YOUR GOAL> Update the lines of the records from the one containing "What elements are" through the one containing "- temperature-regions: [0, 59, 1100, 815]", inclusive, by changing "state-borders" to "state-boundaries" and keeping everything else the same. Write out only those lines, without the pictures.

SUPPLIED ENTRIES>
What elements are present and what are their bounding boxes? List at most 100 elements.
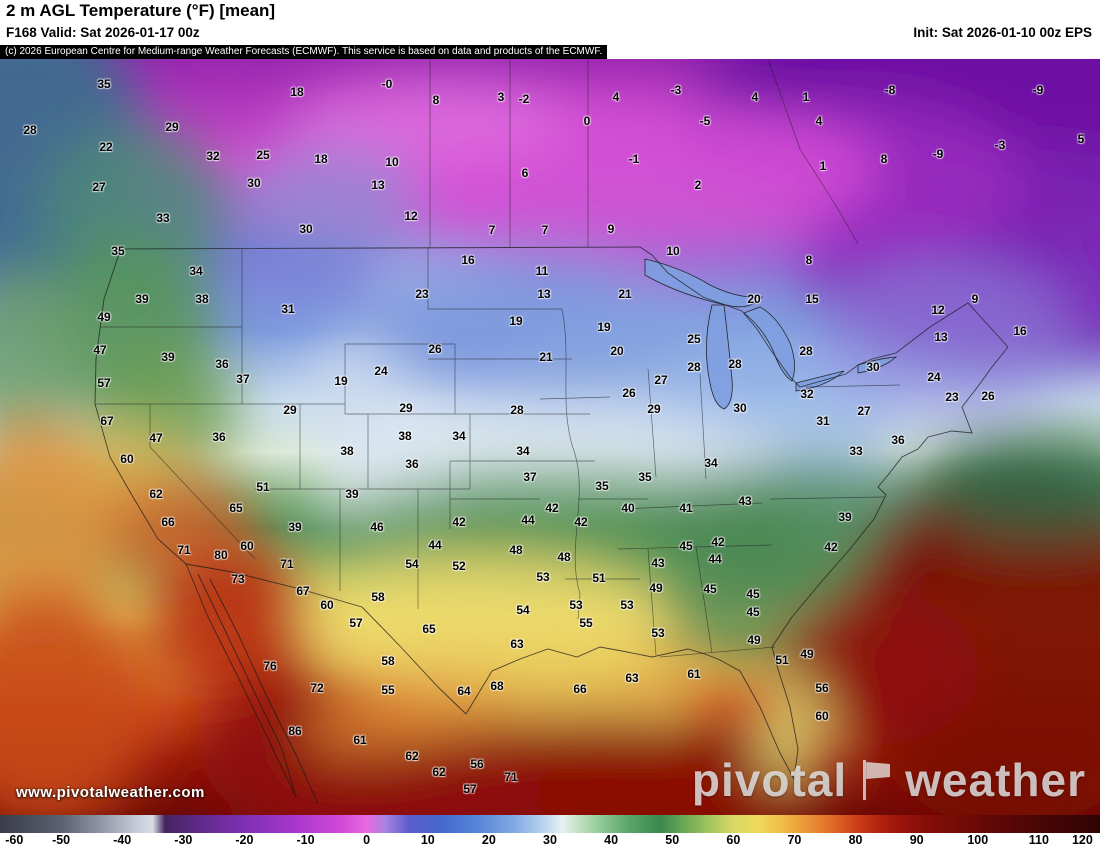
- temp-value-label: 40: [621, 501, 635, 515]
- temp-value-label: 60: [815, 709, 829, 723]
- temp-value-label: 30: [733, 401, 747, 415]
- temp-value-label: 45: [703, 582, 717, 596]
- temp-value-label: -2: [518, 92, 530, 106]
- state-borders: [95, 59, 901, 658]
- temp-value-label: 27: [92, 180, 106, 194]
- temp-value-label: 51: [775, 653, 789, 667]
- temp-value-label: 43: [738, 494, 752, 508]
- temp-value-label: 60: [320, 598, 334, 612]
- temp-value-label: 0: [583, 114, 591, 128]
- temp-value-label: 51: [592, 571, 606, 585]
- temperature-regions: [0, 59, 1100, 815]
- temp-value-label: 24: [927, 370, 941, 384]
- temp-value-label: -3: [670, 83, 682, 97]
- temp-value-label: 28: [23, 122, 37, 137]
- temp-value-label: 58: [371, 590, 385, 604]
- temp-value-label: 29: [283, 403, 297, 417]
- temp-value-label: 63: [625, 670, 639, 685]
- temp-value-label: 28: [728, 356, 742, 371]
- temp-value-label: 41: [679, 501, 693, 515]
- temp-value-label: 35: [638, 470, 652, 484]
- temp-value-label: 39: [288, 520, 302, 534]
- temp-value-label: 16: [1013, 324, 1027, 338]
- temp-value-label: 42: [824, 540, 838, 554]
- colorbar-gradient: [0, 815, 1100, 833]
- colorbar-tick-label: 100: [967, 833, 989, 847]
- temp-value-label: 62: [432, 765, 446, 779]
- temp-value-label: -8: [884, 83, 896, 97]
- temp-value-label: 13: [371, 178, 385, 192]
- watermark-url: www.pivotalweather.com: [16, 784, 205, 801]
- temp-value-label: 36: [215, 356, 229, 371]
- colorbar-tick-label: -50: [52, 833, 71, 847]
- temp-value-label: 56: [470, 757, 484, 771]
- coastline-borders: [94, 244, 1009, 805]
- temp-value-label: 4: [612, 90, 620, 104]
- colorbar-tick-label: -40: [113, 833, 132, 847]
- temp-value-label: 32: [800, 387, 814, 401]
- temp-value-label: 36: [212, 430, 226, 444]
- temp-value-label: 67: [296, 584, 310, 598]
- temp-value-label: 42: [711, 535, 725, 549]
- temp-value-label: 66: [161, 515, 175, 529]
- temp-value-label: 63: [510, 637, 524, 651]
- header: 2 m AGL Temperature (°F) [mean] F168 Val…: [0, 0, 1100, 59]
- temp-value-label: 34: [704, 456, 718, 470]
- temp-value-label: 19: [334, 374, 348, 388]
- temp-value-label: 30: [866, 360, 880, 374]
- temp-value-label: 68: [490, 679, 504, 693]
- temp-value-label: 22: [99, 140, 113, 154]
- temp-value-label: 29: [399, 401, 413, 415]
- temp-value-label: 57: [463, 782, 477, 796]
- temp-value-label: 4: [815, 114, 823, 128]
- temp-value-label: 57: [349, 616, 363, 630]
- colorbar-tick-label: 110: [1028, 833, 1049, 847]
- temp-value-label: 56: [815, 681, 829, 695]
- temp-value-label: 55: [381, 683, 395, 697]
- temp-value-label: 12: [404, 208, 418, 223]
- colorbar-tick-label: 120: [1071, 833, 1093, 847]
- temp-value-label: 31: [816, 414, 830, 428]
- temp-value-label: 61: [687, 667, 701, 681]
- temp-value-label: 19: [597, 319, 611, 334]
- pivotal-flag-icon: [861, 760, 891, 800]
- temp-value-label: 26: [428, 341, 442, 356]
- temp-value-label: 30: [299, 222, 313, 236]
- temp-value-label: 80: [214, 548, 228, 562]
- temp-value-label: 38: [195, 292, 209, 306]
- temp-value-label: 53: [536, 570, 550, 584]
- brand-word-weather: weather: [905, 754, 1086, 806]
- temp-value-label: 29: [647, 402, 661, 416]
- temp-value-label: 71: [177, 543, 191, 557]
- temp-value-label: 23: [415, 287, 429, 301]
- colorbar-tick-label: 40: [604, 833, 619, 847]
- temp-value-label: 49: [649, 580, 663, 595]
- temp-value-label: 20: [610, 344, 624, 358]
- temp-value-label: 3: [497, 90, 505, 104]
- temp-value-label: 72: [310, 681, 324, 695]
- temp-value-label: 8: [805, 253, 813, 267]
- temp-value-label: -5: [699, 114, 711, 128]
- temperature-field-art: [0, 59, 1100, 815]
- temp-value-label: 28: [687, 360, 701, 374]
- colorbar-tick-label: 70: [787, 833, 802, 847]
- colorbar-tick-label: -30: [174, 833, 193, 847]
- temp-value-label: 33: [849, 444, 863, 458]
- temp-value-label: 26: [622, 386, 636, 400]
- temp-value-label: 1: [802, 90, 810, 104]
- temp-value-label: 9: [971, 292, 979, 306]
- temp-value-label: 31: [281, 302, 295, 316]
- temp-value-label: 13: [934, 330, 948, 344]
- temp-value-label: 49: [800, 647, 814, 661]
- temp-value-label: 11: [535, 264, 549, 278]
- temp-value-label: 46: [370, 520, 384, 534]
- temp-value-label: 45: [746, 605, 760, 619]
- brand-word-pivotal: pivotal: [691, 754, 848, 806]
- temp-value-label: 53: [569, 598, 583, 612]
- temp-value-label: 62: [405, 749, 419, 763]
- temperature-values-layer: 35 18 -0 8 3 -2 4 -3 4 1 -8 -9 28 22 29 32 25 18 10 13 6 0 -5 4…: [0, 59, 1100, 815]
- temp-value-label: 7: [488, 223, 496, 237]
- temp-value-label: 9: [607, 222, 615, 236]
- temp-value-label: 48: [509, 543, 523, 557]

==

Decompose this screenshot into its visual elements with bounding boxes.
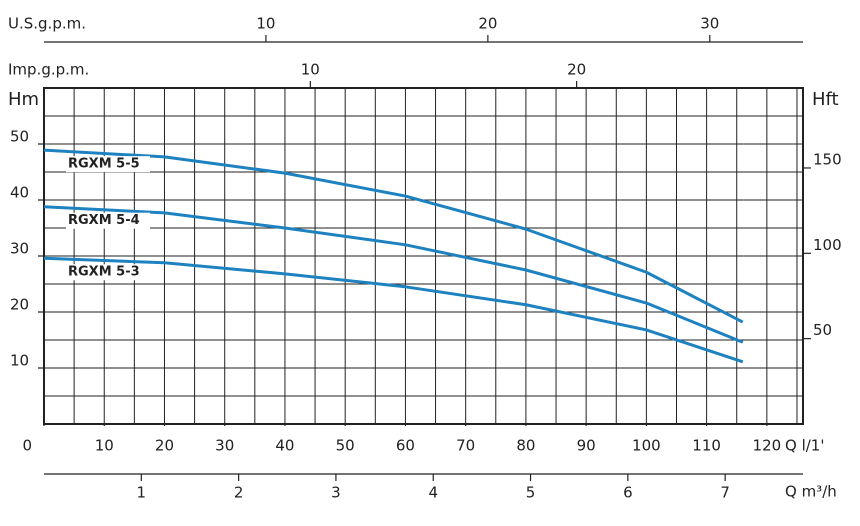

* * *

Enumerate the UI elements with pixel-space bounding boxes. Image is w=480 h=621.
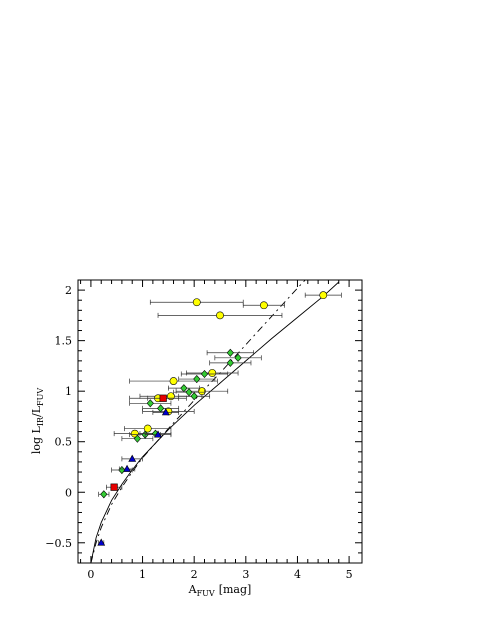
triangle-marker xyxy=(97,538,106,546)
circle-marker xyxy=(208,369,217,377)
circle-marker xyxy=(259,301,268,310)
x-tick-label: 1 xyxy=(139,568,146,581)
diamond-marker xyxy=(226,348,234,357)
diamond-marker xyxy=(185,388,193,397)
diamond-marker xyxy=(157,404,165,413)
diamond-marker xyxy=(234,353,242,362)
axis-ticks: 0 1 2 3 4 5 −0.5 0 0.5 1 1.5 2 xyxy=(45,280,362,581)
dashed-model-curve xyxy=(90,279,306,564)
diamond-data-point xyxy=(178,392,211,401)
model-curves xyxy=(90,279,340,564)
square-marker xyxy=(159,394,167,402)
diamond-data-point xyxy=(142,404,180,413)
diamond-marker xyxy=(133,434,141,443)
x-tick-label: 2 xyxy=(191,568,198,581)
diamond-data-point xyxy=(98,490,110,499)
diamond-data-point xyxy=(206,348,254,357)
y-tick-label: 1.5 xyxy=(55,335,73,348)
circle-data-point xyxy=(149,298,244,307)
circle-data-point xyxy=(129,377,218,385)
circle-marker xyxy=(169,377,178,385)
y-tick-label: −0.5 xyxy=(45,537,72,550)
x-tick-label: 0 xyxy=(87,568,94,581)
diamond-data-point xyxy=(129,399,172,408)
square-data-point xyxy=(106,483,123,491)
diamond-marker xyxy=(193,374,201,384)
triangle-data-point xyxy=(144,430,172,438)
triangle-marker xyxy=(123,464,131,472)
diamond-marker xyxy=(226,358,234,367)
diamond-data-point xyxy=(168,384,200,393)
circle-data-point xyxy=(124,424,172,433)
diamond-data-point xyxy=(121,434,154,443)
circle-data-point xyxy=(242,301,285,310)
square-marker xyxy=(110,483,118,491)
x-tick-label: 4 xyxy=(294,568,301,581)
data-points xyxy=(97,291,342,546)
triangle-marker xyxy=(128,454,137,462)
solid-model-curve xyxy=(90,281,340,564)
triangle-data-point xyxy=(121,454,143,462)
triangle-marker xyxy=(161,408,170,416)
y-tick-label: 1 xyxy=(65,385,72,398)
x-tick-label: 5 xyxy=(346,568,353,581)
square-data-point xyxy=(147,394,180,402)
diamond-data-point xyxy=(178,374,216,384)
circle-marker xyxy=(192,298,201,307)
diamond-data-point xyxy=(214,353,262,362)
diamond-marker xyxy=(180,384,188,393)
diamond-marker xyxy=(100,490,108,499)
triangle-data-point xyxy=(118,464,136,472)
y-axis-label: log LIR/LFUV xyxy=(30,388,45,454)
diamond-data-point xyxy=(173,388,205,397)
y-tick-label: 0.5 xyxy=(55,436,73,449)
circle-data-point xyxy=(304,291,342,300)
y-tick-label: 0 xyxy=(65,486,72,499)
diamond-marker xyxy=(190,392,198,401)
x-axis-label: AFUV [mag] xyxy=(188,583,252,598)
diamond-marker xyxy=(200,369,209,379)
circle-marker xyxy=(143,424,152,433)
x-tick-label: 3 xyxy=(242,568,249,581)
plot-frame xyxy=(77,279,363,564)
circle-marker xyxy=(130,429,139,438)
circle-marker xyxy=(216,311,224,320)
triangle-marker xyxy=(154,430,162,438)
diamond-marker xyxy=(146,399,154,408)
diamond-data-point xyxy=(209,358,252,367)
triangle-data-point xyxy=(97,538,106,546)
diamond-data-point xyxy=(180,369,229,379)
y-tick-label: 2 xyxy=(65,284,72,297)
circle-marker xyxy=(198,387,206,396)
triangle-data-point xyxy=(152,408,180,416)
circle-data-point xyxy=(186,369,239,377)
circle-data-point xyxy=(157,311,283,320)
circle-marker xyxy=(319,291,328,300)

ANSWER TO THIS PROBLEM>
What elements are present and what are their bounding boxes? List at most 100 elements.
- temp-value-label: 40: [621, 501, 635, 515]
- temp-value-label: 60: [815, 709, 829, 723]
- temp-value-label: 30: [733, 401, 747, 415]
- temp-value-label: 45: [703, 582, 717, 596]
- temp-value-label: -2: [518, 92, 530, 106]
- state-boundaries: [95, 59, 901, 658]
- temp-value-label: 27: [92, 180, 106, 194]
- temp-value-label: 51: [775, 653, 789, 667]
- temp-value-label: 43: [738, 494, 752, 508]
- temp-value-label: 60: [320, 598, 334, 612]
- temp-value-label: 0: [583, 114, 591, 128]
- temp-value-label: 51: [592, 571, 606, 585]
- temperature-regions: [0, 59, 1100, 815]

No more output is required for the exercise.